───── Raw data ─────

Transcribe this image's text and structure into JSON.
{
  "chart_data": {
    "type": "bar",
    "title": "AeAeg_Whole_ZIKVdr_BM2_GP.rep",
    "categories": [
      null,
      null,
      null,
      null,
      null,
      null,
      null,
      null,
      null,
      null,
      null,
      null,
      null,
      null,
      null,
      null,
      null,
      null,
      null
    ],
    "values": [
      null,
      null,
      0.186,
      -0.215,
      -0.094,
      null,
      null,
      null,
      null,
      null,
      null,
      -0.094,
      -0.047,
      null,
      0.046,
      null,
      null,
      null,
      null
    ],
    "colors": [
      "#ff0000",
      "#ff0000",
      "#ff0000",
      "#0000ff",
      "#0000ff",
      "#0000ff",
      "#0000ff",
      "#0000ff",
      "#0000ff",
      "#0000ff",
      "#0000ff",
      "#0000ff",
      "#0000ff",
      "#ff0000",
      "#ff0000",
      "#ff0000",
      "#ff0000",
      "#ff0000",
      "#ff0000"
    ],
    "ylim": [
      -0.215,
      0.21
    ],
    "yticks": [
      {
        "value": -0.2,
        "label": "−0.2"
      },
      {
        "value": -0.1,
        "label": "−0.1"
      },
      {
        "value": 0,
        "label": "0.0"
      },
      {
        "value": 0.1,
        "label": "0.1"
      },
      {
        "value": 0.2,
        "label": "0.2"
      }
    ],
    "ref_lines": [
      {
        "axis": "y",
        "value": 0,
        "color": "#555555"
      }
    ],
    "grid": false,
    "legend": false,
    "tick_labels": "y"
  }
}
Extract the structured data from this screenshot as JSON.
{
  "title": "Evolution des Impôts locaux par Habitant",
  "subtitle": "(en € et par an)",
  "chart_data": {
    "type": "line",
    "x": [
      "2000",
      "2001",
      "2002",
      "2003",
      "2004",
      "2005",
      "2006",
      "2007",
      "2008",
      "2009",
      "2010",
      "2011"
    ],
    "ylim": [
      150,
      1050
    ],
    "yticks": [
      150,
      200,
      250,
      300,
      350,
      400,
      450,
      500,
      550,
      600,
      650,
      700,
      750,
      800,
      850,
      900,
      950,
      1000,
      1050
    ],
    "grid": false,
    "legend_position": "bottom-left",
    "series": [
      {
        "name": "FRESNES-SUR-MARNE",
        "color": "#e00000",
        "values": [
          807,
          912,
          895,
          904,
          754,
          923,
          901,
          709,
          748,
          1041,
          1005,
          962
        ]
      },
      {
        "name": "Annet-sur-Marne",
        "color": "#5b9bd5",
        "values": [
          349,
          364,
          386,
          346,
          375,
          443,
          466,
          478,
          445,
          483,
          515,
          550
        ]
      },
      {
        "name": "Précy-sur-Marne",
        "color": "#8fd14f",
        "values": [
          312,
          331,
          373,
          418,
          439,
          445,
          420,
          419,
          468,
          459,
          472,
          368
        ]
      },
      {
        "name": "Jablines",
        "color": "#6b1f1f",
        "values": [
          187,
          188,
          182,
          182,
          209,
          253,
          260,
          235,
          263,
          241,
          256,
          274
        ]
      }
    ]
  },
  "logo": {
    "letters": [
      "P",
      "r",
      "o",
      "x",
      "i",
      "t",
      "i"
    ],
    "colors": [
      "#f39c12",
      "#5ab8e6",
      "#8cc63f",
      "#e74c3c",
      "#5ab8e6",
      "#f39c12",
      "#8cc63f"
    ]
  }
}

─────

### Description of the task
Return each line of the data that contains the string "name".

### Expected answer
        "name": "FRESNES-SUR-MARNE",
        "name": "Annet-sur-Marne",
        "name": "Précy-sur-Marne",
        "name": "Jablines",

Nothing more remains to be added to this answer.